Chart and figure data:

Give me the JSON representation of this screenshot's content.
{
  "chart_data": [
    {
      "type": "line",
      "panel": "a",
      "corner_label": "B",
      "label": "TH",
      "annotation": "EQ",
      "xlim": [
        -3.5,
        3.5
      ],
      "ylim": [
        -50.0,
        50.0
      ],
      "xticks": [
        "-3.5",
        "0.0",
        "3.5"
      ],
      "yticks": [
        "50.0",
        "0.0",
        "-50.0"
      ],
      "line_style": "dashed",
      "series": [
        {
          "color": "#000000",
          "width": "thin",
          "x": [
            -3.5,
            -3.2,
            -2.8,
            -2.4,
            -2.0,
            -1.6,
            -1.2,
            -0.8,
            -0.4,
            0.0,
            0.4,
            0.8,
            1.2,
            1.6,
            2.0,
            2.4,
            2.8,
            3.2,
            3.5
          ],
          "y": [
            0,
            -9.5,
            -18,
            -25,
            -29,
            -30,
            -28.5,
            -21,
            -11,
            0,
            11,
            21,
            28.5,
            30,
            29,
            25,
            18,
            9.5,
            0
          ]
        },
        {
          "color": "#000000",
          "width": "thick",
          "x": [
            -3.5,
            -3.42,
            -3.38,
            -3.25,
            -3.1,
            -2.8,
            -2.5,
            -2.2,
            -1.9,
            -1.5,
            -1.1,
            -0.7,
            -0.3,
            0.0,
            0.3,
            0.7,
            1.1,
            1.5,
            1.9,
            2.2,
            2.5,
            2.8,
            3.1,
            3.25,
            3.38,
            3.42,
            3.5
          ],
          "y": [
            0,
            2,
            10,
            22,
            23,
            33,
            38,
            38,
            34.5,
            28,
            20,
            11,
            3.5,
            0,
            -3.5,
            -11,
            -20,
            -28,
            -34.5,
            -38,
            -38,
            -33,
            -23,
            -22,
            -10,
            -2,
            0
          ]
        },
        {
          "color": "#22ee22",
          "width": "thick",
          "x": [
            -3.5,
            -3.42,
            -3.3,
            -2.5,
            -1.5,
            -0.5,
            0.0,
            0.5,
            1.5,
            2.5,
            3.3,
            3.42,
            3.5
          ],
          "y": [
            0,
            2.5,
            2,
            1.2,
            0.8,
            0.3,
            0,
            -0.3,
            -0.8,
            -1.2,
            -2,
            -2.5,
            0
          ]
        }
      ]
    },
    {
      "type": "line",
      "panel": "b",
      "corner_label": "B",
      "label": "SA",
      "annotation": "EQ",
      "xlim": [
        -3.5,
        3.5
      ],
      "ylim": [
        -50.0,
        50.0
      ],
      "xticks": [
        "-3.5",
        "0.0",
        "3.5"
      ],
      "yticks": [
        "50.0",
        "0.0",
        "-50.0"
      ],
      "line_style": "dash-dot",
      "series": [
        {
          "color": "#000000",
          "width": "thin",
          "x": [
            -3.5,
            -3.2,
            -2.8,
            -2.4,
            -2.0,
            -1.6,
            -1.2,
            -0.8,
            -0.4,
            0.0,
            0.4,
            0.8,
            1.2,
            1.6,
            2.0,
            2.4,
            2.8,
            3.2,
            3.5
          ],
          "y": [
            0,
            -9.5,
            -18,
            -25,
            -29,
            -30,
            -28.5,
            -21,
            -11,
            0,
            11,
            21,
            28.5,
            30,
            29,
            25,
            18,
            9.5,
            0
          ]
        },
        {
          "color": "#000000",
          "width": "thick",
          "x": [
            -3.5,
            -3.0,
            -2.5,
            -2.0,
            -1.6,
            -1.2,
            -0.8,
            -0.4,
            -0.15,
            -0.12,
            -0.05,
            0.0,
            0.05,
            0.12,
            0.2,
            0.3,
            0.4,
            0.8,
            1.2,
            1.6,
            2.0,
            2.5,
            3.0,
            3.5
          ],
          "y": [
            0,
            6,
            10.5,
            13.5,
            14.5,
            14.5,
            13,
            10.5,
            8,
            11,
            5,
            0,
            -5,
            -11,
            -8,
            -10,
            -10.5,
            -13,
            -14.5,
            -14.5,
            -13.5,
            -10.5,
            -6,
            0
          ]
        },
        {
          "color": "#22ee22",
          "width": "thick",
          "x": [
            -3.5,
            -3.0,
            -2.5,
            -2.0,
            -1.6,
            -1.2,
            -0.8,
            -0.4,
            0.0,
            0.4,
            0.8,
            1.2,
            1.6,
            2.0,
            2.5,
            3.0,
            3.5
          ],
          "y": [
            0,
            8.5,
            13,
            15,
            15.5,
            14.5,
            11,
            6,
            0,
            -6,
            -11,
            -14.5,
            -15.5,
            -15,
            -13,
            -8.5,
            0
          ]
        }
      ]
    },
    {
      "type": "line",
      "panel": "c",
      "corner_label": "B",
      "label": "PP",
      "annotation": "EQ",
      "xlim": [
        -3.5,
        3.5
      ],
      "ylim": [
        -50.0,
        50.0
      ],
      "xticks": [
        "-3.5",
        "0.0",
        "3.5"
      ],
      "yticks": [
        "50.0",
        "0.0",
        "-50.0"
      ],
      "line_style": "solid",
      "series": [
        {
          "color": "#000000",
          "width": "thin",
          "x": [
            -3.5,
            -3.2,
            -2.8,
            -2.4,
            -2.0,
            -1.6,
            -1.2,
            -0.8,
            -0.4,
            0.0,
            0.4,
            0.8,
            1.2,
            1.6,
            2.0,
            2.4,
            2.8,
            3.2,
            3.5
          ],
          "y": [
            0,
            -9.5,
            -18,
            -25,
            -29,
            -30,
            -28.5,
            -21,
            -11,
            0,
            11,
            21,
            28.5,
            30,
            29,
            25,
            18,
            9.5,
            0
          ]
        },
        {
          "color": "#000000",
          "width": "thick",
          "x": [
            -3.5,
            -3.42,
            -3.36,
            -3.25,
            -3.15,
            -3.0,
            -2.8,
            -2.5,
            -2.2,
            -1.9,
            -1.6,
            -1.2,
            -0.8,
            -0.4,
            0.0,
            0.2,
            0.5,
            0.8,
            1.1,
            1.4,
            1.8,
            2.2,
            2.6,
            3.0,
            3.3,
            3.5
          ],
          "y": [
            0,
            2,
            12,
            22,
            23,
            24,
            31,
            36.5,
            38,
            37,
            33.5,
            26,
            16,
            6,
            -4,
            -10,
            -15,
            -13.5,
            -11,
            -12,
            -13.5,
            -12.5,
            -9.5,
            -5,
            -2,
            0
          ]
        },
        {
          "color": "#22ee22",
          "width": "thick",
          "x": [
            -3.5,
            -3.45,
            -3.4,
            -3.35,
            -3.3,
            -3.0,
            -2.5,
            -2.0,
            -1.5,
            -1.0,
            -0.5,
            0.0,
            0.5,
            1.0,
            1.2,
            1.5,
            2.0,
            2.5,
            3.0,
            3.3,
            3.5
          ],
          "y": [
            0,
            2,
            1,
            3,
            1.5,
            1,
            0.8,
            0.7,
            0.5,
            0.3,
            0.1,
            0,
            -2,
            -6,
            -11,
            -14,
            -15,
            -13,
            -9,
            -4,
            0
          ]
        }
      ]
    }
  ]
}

- Written request -
Print the whole listing again, exactly.

- Result of this exercise -
Give me the JSON representation of this screenshot's content.
{
  "chart_data": [
    {
      "type": "line",
      "panel": "a",
      "corner_label": "B",
      "label": "TH",
      "annotation": "EQ",
      "xlim": [
        -3.5,
        3.5
      ],
      "ylim": [
        -50.0,
        50.0
      ],
      "xticks": [
        "-3.5",
        "0.0",
        "3.5"
      ],
      "yticks": [
        "50.0",
        "0.0",
        "-50.0"
      ],
      "line_style": "dashed",
      "series": [
        {
          "color": "#000000",
          "width": "thin",
          "x": [
            -3.5,
            -3.2,
            -2.8,
            -2.4,
            -2.0,
            -1.6,
            -1.2,
            -0.8,
            -0.4,
            0.0,
            0.4,
            0.8,
            1.2,
            1.6,
            2.0,
            2.4,
            2.8,
            3.2,
            3.5
          ],
          "y": [
            0,
            -9.5,
            -18,
            -25,
            -29,
            -30,
            -28.5,
            -21,
            -11,
            0,
            11,
            21,
            28.5,
            30,
            29,
            25,
            18,
            9.5,
            0
          ]
        },
        {
          "color": "#000000",
          "width": "thick",
          "x": [
            -3.5,
            -3.42,
            -3.38,
            -3.25,
            -3.1,
            -2.8,
            -2.5,
            -2.2,
            -1.9,
            -1.5,
            -1.1,
            -0.7,
            -0.3,
            0.0,
            0.3,
            0.7,
            1.1,
            1.5,
            1.9,
            2.2,
            2.5,
            2.8,
            3.1,
            3.25,
            3.38,
            3.42,
            3.5
          ],
          "y": [
            0,
            2,
            10,
            22,
            23,
            33,
            38,
            38,
            34.5,
            28,
            20,
            11,
            3.5,
            0,
            -3.5,
            -11,
            -20,
            -28,
            -34.5,
            -38,
            -38,
            -33,
            -23,
            -22,
            -10,
            -2,
            0
          ]
        },
        {
          "color": "#22ee22",
          "width": "thick",
          "x": [
            -3.5,
            -3.42,
            -3.3,
            -2.5,
            -1.5,
            -0.5,
            0.0,
            0.5,
            1.5,
            2.5,
            3.3,
            3.42,
            3.5
          ],
          "y": [
            0,
            2.5,
            2,
            1.2,
            0.8,
            0.3,
            0,
            -0.3,
            -0.8,
            -1.2,
            -2,
            -2.5,
            0
          ]
        }
      ]
    },
    {
      "type": "line",
      "panel": "b",
      "corner_label": "B",
      "label": "SA",
      "annotation": "EQ",
      "xlim": [
        -3.5,
        3.5
      ],
      "ylim": [
        -50.0,
        50.0
      ],
      "xticks": [
        "-3.5",
        "0.0",
        "3.5"
      ],
      "yticks": [
        "50.0",
        "0.0",
        "-50.0"
      ],
      "line_style": "dash-dot",
      "series": [
        {
          "color": "#000000",
          "width": "thin",
          "x": [
            -3.5,
            -3.2,
            -2.8,
            -2.4,
            -2.0,
            -1.6,
            -1.2,
            -0.8,
            -0.4,
            0.0,
            0.4,
            0.8,
            1.2,
            1.6,
            2.0,
            2.4,
            2.8,
            3.2,
            3.5
          ],
          "y": [
            0,
            -9.5,
            -18,
            -25,
            -29,
            -30,
            -28.5,
            -21,
            -11,
            0,
            11,
            21,
            28.5,
            30,
            29,
            25,
            18,
            9.5,
            0
          ]
        },
        {
          "color": "#000000",
          "width": "thick",
          "x": [
            -3.5,
            -3.0,
            -2.5,
            -2.0,
            -1.6,
            -1.2,
            -0.8,
            -0.4,
            -0.15,
            -0.12,
            -0.05,
            0.0,
            0.05,
            0.12,
            0.2,
            0.3,
            0.4,
            0.8,
            1.2,
            1.6,
            2.0,
            2.5,
            3.0,
            3.5
          ],
          "y": [
            0,
            6,
            10.5,
            13.5,
            14.5,
            14.5,
            13,
            10.5,
            8,
            11,
            5,
            0,
            -5,
            -11,
            -8,
            -10,
            -10.5,
            -13,
            -14.5,
            -14.5,
            -13.5,
            -10.5,
            -6,
            0
          ]
        },
        {
          "color": "#22ee22",
          "width": "thick",
          "x": [
            -3.5,
            -3.0,
            -2.5,
            -2.0,
            -1.6,
            -1.2,
            -0.8,
            -0.4,
            0.0,
            0.4,
            0.8,
            1.2,
            1.6,
            2.0,
            2.5,
            3.0,
            3.5
          ],
          "y": [
            0,
            8.5,
            13,
            15,
            15.5,
            14.5,
            11,
            6,
            0,
            -6,
            -11,
            -14.5,
            -15.5,
            -15,
            -13,
            -8.5,
            0
          ]
        }
      ]
    },
    {
      "type": "line",
      "panel": "c",
      "corner_label": "B",
      "label": "PP",
      "annotation": "EQ",
      "xlim": [
        -3.5,
        3.5
      ],
      "ylim": [
        -50.0,
        50.0
      ],
      "xticks": [
        "-3.5",
        "0.0",
        "3.5"
      ],
      "yticks": [
        "50.0",
        "0.0",
        "-50.0"
      ],
      "line_style": "solid",
      "series": [
        {
          "color": "#000000",
          "width": "thin",
          "x": [
            -3.5,
            -3.2,
            -2.8,
            -2.4,
            -2.0,
            -1.6,
            -1.2,
            -0.8,
            -0.4,
            0.0,
            0.4,
            0.8,
            1.2,
            1.6,
            2.0,
            2.4,
            2.8,
            3.2,
            3.5
          ],
          "y": [
            0,
            -9.5,
            -18,
            -25,
            -29,
            -30,
            -28.5,
            -21,
            -11,
            0,
            11,
            21,
            28.5,
            30,
            29,
            25,
            18,
            9.5,
            0
          ]
        },
        {
          "color": "#000000",
          "width": "thick",
          "x": [
            -3.5,
            -3.42,
            -3.36,
            -3.25,
            -3.15,
            -3.0,
            -2.8,
            -2.5,
            -2.2,
            -1.9,
            -1.6,
            -1.2,
            -0.8,
            -0.4,
            0.0,
            0.2,
            0.5,
            0.8,
            1.1,
            1.4,
            1.8,
            2.2,
            2.6,
            3.0,
            3.3,
            3.5
          ],
          "y": [
            0,
            2,
            12,
            22,
            23,
            24,
            31,
            36.5,
            38,
            37,
            33.5,
            26,
            16,
            6,
            -4,
            -10,
            -15,
            -13.5,
            -11,
            -12,
            -13.5,
            -12.5,
            -9.5,
            -5,
            -2,
            0
          ]
        },
        {
          "color": "#22ee22",
          "width": "thick",
          "x": [
            -3.5,
            -3.45,
            -3.4,
            -3.35,
            -3.3,
            -3.0,
            -2.5,
            -2.0,
            -1.5,
            -1.0,
            -0.5,
            0.0,
            0.5,
            1.0,
            1.2,
            1.5,
            2.0,
            2.5,
            3.0,
            3.3,
            3.5
          ],
          "y": [
            0,
            2,
            1,
            3,
            1.5,
            1,
            0.8,
            0.7,
            0.5,
            0.3,
            0.1,
            0,
            -2,
            -6,
            -11,
            -14,
            -15,
            -13,
            -9,
            -4,
            0
          ]
        }
      ]
    }
  ]
}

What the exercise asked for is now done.